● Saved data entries
════════════════════

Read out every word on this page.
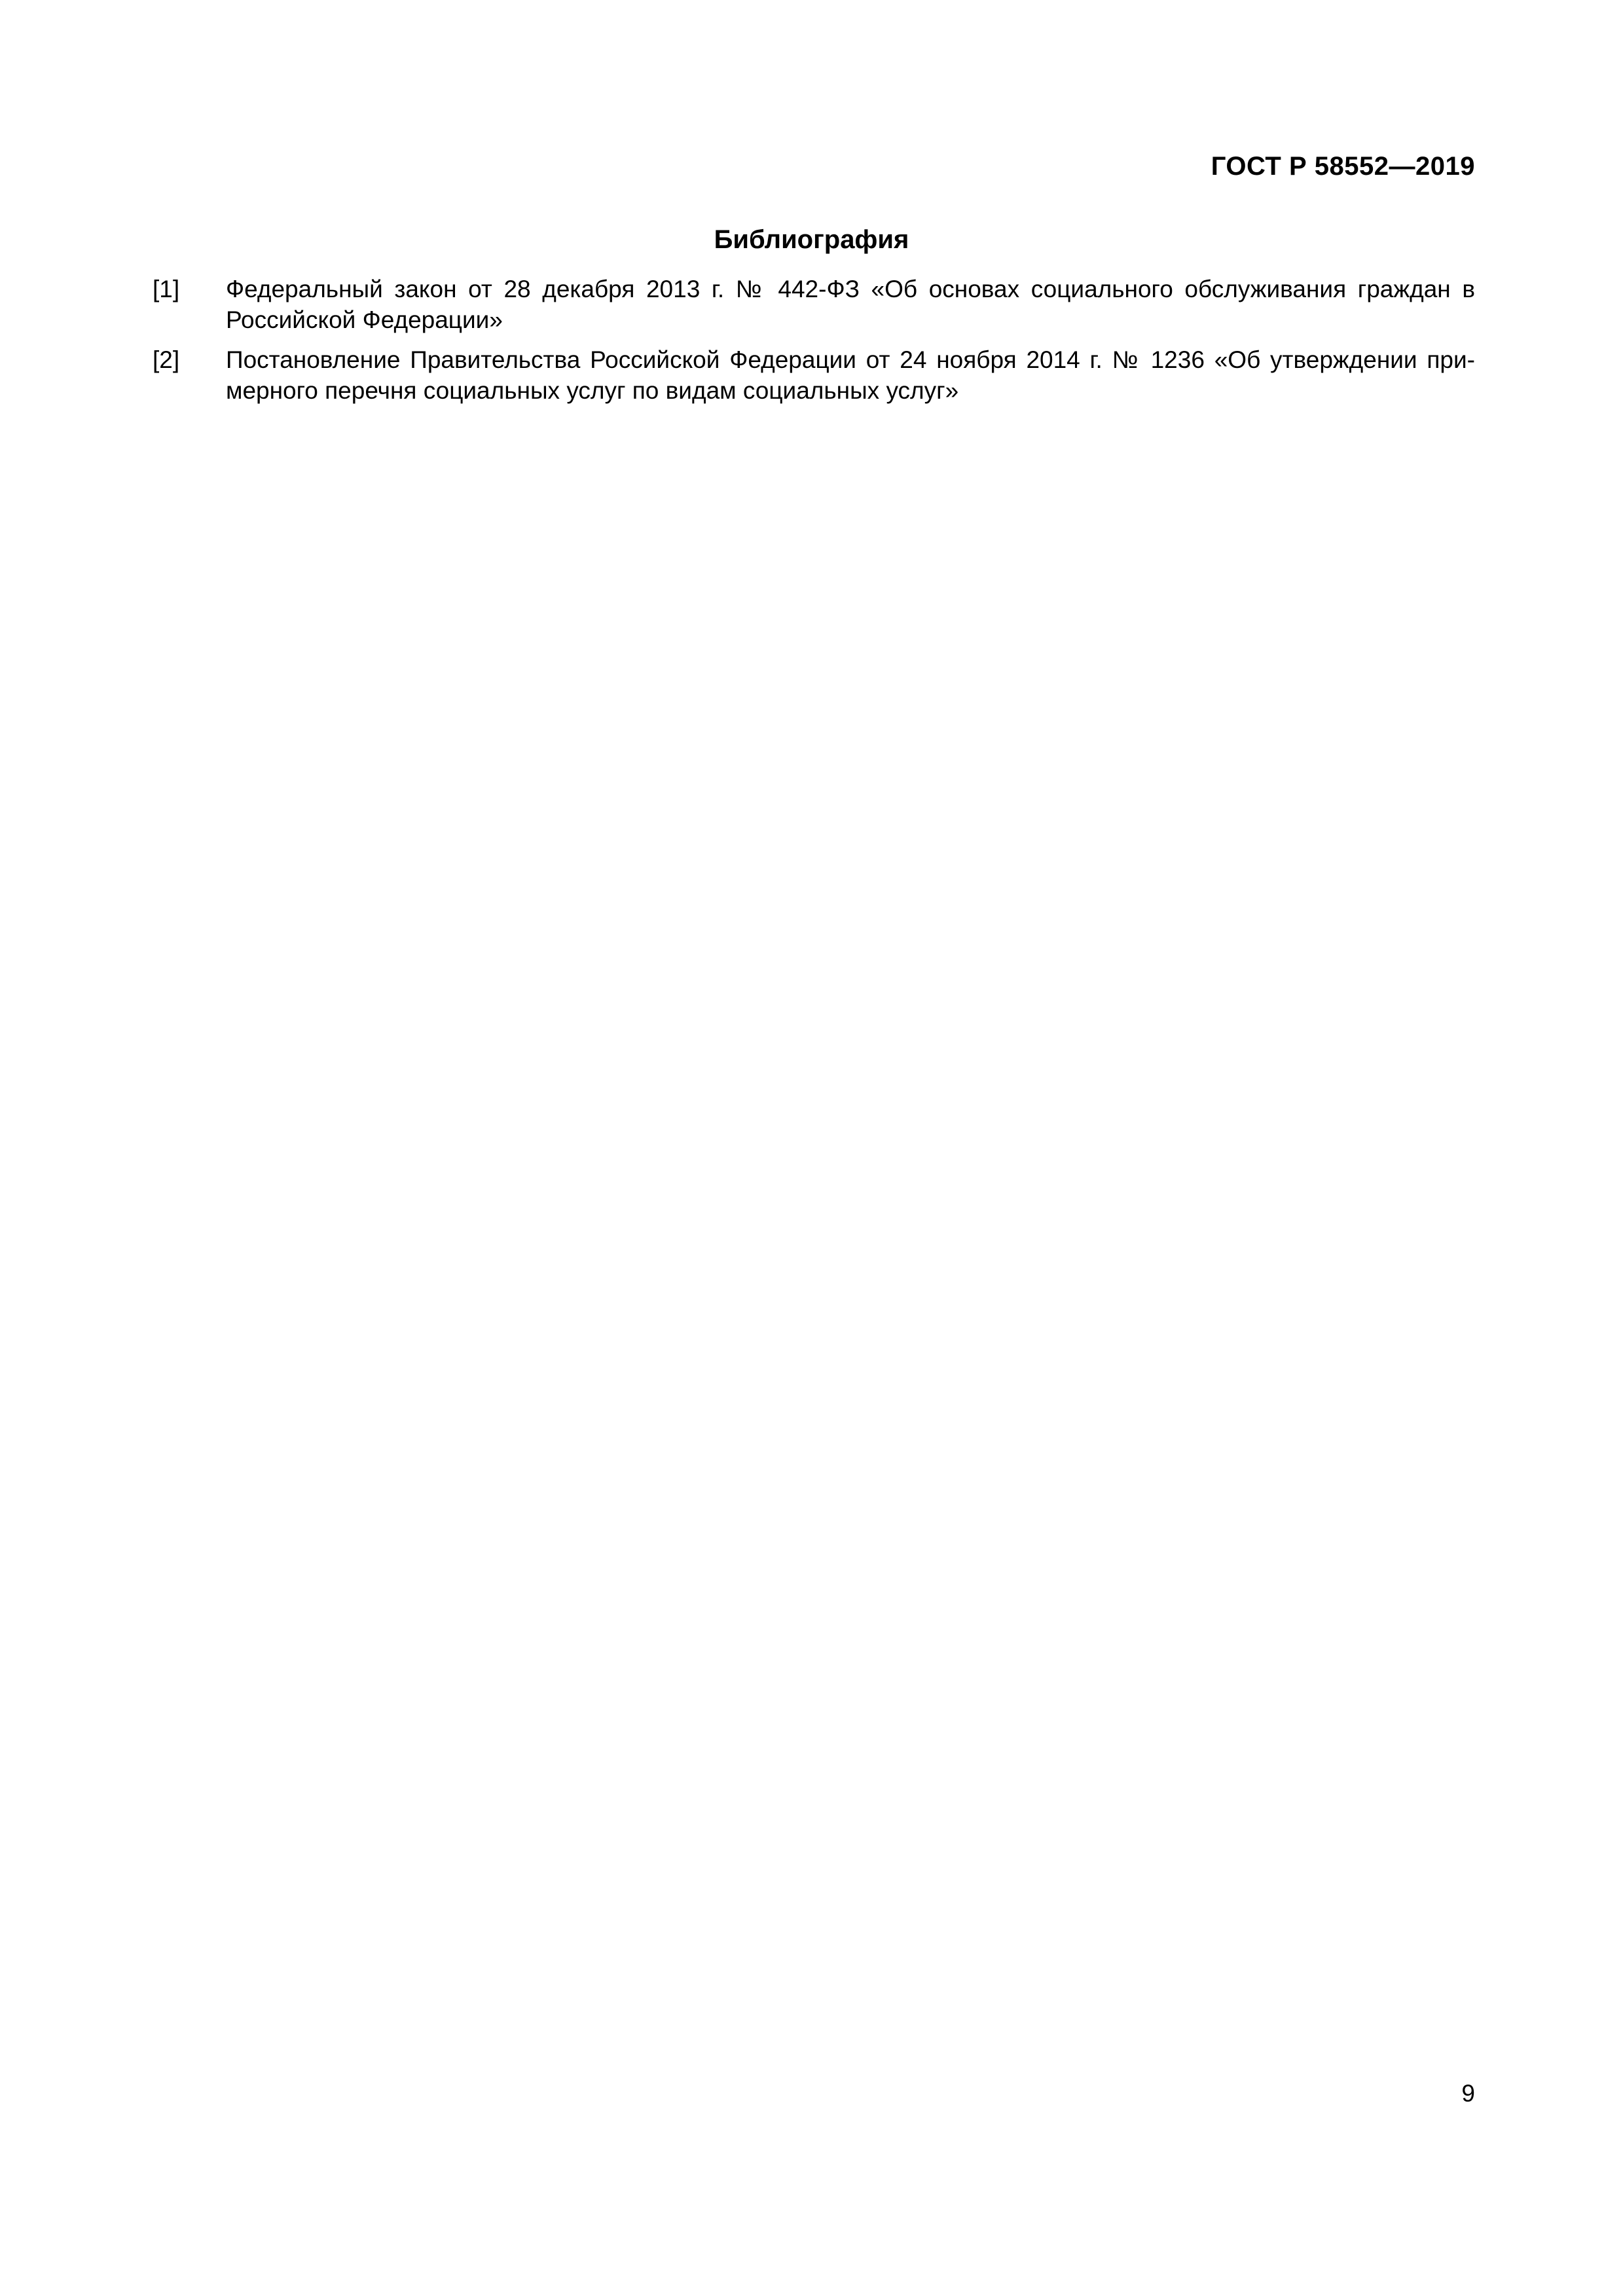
ГОСТ Р 58552—2019
Библиография
[1] Федеральный закон от 28 декабря 2013 г. № 442-ФЗ «Об основах социального обслуживания граждан в Российской Федерации»
[2] Постановление Правительства Российской Федерации от 24 ноября 2014 г. № 1236 «Об утверждении примерного перечня социальных услуг по видам социальных услуг»
9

════════════════════

● Task details
Say, as a number only, how many lines of the data contain "Российской".

● Task response
2